TASK DIRECTIONS ▸ Copy out all the entries exactly.

------ DATA IN THIS EXERCISE

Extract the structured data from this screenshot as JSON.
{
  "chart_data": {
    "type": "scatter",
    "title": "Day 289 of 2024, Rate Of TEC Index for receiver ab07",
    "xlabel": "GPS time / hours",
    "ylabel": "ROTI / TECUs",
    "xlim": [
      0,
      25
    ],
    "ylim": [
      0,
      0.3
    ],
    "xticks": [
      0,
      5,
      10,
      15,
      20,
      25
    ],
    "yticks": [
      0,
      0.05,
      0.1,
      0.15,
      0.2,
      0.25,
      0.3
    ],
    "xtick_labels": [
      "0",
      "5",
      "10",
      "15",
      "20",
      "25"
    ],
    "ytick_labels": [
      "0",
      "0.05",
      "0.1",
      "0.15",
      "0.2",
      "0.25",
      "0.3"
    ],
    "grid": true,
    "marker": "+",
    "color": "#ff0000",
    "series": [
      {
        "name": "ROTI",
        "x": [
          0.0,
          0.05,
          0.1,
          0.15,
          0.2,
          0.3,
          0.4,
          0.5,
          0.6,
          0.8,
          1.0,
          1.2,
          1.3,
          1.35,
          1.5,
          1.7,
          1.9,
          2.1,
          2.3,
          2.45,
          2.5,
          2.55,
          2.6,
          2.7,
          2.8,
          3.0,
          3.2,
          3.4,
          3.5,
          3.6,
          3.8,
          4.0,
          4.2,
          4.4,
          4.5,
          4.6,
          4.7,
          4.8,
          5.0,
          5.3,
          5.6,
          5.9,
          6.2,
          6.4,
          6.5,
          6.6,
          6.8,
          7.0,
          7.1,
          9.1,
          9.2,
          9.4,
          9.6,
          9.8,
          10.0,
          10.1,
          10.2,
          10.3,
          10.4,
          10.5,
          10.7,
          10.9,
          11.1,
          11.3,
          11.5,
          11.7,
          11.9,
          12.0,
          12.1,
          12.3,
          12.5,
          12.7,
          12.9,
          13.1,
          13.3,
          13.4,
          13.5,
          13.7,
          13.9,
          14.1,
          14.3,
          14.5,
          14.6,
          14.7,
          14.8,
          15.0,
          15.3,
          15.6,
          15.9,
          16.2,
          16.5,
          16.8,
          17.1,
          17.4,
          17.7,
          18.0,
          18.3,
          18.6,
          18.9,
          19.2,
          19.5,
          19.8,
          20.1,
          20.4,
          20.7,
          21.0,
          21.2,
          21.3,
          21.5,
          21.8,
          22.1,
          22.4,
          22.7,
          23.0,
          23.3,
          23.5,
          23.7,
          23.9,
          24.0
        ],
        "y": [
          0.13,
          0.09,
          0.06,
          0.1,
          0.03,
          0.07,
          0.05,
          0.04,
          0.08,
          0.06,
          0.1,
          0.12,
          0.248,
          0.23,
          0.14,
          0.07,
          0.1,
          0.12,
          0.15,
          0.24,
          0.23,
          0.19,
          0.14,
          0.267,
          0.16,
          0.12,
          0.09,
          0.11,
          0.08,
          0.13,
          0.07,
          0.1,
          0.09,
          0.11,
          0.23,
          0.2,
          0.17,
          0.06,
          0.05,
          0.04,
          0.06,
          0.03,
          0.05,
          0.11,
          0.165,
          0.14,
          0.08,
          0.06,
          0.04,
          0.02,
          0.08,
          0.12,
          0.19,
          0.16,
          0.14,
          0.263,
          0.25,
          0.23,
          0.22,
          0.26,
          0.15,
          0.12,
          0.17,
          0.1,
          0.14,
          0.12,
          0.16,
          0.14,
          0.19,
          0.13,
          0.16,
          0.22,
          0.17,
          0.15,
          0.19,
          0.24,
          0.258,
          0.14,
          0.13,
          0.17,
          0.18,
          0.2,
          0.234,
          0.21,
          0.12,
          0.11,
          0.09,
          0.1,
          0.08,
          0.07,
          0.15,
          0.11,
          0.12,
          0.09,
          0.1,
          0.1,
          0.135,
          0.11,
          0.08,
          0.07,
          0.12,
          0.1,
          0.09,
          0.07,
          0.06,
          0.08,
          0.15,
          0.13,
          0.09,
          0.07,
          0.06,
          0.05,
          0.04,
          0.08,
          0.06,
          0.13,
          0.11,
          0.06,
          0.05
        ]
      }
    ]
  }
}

------------

FINISHED TASK ▸
Extract the structured data from this screenshot as JSON.
{
  "chart_data": {
    "type": "scatter",
    "title": "Day 289 of 2024, Rate Of TEC Index for receiver ab07",
    "xlabel": "GPS time / hours",
    "ylabel": "ROTI / TECUs",
    "xlim": [
      0,
      25
    ],
    "ylim": [
      0,
      0.3
    ],
    "xticks": [
      0,
      5,
      10,
      15,
      20,
      25
    ],
    "yticks": [
      0,
      0.05,
      0.1,
      0.15,
      0.2,
      0.25,
      0.3
    ],
    "xtick_labels": [
      "0",
      "5",
      "10",
      "15",
      "20",
      "25"
    ],
    "ytick_labels": [
      "0",
      "0.05",
      "0.1",
      "0.15",
      "0.2",
      "0.25",
      "0.3"
    ],
    "grid": true,
    "marker": "+",
    "color": "#ff0000",
    "series": [
      {
        "name": "ROTI",
        "x": [
          0.0,
          0.05,
          0.1,
          0.15,
          0.2,
          0.3,
          0.4,
          0.5,
          0.6,
          0.8,
          1.0,
          1.2,
          1.3,
          1.35,
          1.5,
          1.7,
          1.9,
          2.1,
          2.3,
          2.45,
          2.5,
          2.55,
          2.6,
          2.7,
          2.8,
          3.0,
          3.2,
          3.4,
          3.5,
          3.6,
          3.8,
          4.0,
          4.2,
          4.4,
          4.5,
          4.6,
          4.7,
          4.8,
          5.0,
          5.3,
          5.6,
          5.9,
          6.2,
          6.4,
          6.5,
          6.6,
          6.8,
          7.0,
          7.1,
          9.1,
          9.2,
          9.4,
          9.6,
          9.8,
          10.0,
          10.1,
          10.2,
          10.3,
          10.4,
          10.5,
          10.7,
          10.9,
          11.1,
          11.3,
          11.5,
          11.7,
          11.9,
          12.0,
          12.1,
          12.3,
          12.5,
          12.7,
          12.9,
          13.1,
          13.3,
          13.4,
          13.5,
          13.7,
          13.9,
          14.1,
          14.3,
          14.5,
          14.6,
          14.7,
          14.8,
          15.0,
          15.3,
          15.6,
          15.9,
          16.2,
          16.5,
          16.8,
          17.1,
          17.4,
          17.7,
          18.0,
          18.3,
          18.6,
          18.9,
          19.2,
          19.5,
          19.8,
          20.1,
          20.4,
          20.7,
          21.0,
          21.2,
          21.3,
          21.5,
          21.8,
          22.1,
          22.4,
          22.7,
          23.0,
          23.3,
          23.5,
          23.7,
          23.9,
          24.0
        ],
        "y": [
          0.13,
          0.09,
          0.06,
          0.1,
          0.03,
          0.07,
          0.05,
          0.04,
          0.08,
          0.06,
          0.1,
          0.12,
          0.248,
          0.23,
          0.14,
          0.07,
          0.1,
          0.12,
          0.15,
          0.24,
          0.23,
          0.19,
          0.14,
          0.267,
          0.16,
          0.12,
          0.09,
          0.11,
          0.08,
          0.13,
          0.07,
          0.1,
          0.09,
          0.11,
          0.23,
          0.2,
          0.17,
          0.06,
          0.05,
          0.04,
          0.06,
          0.03,
          0.05,
          0.11,
          0.165,
          0.14,
          0.08,
          0.06,
          0.04,
          0.02,
          0.08,
          0.12,
          0.19,
          0.16,
          0.14,
          0.263,
          0.25,
          0.23,
          0.22,
          0.26,
          0.15,
          0.12,
          0.17,
          0.1,
          0.14,
          0.12,
          0.16,
          0.14,
          0.19,
          0.13,
          0.16,
          0.22,
          0.17,
          0.15,
          0.19,
          0.24,
          0.258,
          0.14,
          0.13,
          0.17,
          0.18,
          0.2,
          0.234,
          0.21,
          0.12,
          0.11,
          0.09,
          0.1,
          0.08,
          0.07,
          0.15,
          0.11,
          0.12,
          0.09,
          0.1,
          0.1,
          0.135,
          0.11,
          0.08,
          0.07,
          0.12,
          0.1,
          0.09,
          0.07,
          0.06,
          0.08,
          0.15,
          0.13,
          0.09,
          0.07,
          0.06,
          0.05,
          0.04,
          0.08,
          0.06,
          0.13,
          0.11,
          0.06,
          0.05
        ]
      }
    ]
  }
}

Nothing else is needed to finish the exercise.